== Task goal ==
Determine how many lines of this material contain "alert". Give only the number.

────────

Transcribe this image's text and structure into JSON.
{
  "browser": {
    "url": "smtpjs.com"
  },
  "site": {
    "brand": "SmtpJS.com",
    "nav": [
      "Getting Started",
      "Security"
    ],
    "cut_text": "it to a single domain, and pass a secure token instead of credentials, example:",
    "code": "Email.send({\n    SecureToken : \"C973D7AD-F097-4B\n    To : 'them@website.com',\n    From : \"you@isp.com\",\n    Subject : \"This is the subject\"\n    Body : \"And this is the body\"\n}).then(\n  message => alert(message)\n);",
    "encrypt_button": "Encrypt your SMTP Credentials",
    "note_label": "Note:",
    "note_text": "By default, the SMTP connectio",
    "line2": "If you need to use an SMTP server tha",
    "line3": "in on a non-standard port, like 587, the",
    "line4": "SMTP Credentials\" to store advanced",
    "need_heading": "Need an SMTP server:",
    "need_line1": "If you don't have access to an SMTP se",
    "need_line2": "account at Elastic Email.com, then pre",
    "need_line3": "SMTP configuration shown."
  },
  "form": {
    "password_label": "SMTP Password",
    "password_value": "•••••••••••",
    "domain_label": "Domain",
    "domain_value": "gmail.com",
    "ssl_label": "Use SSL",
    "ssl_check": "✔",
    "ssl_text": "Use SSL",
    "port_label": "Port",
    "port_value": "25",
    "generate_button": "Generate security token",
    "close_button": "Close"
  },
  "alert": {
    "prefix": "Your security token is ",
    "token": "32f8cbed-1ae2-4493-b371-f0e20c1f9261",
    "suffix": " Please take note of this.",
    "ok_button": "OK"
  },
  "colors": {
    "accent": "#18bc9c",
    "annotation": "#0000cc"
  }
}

────────

== Task response ==
2